[Source records]
"""
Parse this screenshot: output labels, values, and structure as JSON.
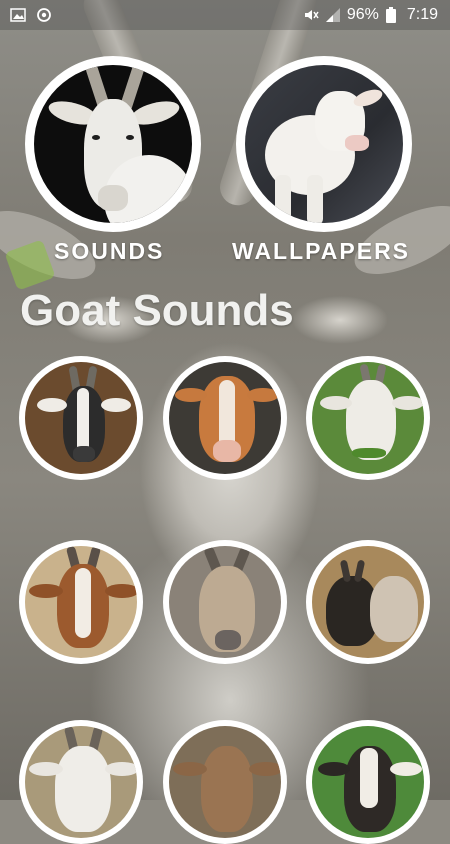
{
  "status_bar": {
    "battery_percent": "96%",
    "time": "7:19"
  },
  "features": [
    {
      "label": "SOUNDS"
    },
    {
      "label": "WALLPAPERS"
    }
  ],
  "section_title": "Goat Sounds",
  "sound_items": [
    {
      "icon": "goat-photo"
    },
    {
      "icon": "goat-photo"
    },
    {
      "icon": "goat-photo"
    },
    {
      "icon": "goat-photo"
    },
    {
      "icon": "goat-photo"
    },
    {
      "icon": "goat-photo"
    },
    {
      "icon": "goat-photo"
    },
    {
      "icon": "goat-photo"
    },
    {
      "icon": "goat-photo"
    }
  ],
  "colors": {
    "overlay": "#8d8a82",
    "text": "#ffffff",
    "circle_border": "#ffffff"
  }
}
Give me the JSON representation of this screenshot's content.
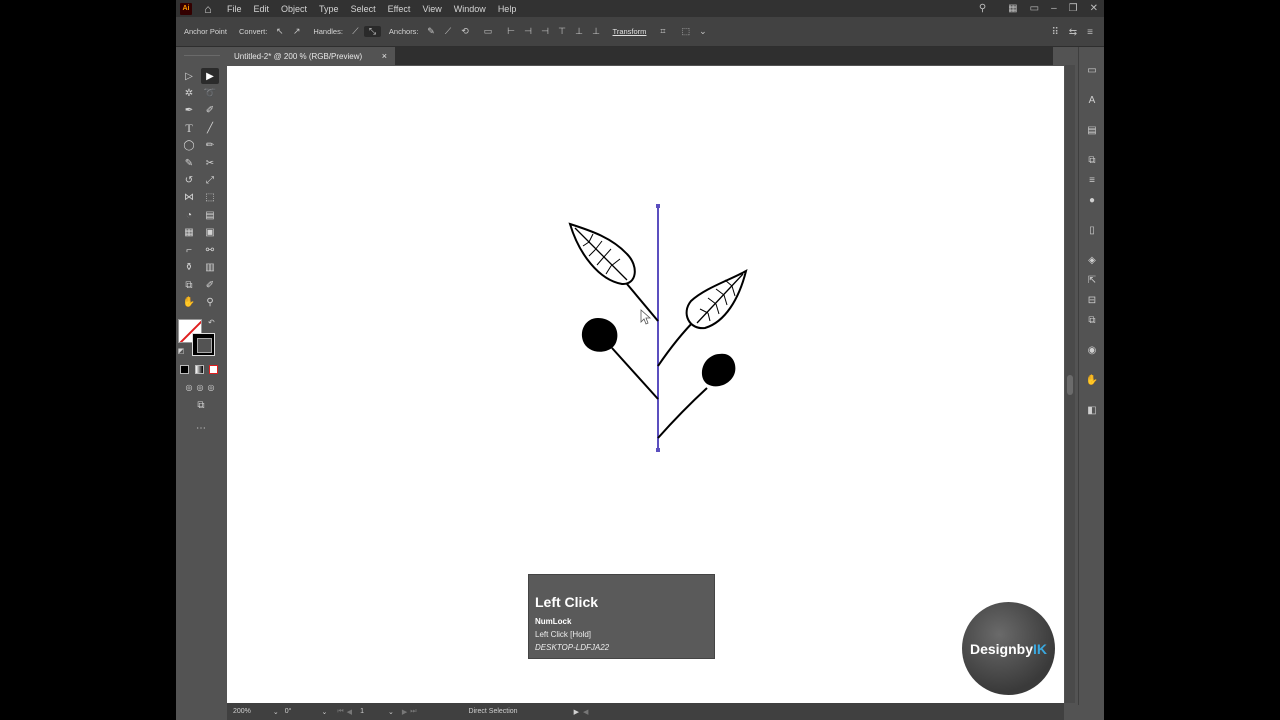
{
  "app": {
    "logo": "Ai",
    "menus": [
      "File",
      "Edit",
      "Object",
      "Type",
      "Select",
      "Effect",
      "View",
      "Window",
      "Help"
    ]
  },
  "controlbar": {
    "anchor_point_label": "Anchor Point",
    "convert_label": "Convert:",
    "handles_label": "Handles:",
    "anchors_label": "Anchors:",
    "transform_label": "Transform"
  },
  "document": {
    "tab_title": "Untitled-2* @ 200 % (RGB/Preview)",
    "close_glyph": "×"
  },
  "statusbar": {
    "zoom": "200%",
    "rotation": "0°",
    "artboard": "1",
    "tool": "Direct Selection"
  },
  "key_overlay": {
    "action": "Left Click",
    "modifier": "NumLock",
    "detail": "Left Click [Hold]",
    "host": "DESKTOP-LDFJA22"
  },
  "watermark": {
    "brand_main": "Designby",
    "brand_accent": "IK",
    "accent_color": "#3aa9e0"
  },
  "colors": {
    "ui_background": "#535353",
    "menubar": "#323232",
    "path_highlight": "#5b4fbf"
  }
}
"""
**EXERCISE**
Write out the data precisely as given, excluding the pictures.

**REPLY**
Parse this screenshot: output labels, values, and structure as JSON.
{
  "status_bar": {
    "battery_percent": "96%",
    "time": "7:19"
  },
  "features": [
    {
      "label": "SOUNDS"
    },
    {
      "label": "WALLPAPERS"
    }
  ],
  "section_title": "Goat Sounds",
  "sound_items": [
    {
      "icon": "goat-photo"
    },
    {
      "icon": "goat-photo"
    },
    {
      "icon": "goat-photo"
    },
    {
      "icon": "goat-photo"
    },
    {
      "icon": "goat-photo"
    },
    {
      "icon": "goat-photo"
    },
    {
      "icon": "goat-photo"
    },
    {
      "icon": "goat-photo"
    },
    {
      "icon": "goat-photo"
    }
  ],
  "colors": {
    "overlay": "#8d8a82",
    "text": "#ffffff",
    "circle_border": "#ffffff"
  }
}
Give me the JSON representation of this screenshot's content.
{
  "app": {
    "logo": "Ai",
    "menus": [
      "File",
      "Edit",
      "Object",
      "Type",
      "Select",
      "Effect",
      "View",
      "Window",
      "Help"
    ]
  },
  "controlbar": {
    "anchor_point_label": "Anchor Point",
    "convert_label": "Convert:",
    "handles_label": "Handles:",
    "anchors_label": "Anchors:",
    "transform_label": "Transform"
  },
  "document": {
    "tab_title": "Untitled-2* @ 200 % (RGB/Preview)",
    "close_glyph": "×"
  },
  "statusbar": {
    "zoom": "200%",
    "rotation": "0°",
    "artboard": "1",
    "tool": "Direct Selection"
  },
  "key_overlay": {
    "action": "Left Click",
    "modifier": "NumLock",
    "detail": "Left Click [Hold]",
    "host": "DESKTOP-LDFJA22"
  },
  "watermark": {
    "brand_main": "Designby",
    "brand_accent": "IK",
    "accent_color": "#3aa9e0"
  },
  "colors": {
    "ui_background": "#535353",
    "menubar": "#323232",
    "path_highlight": "#5b4fbf"
  }
}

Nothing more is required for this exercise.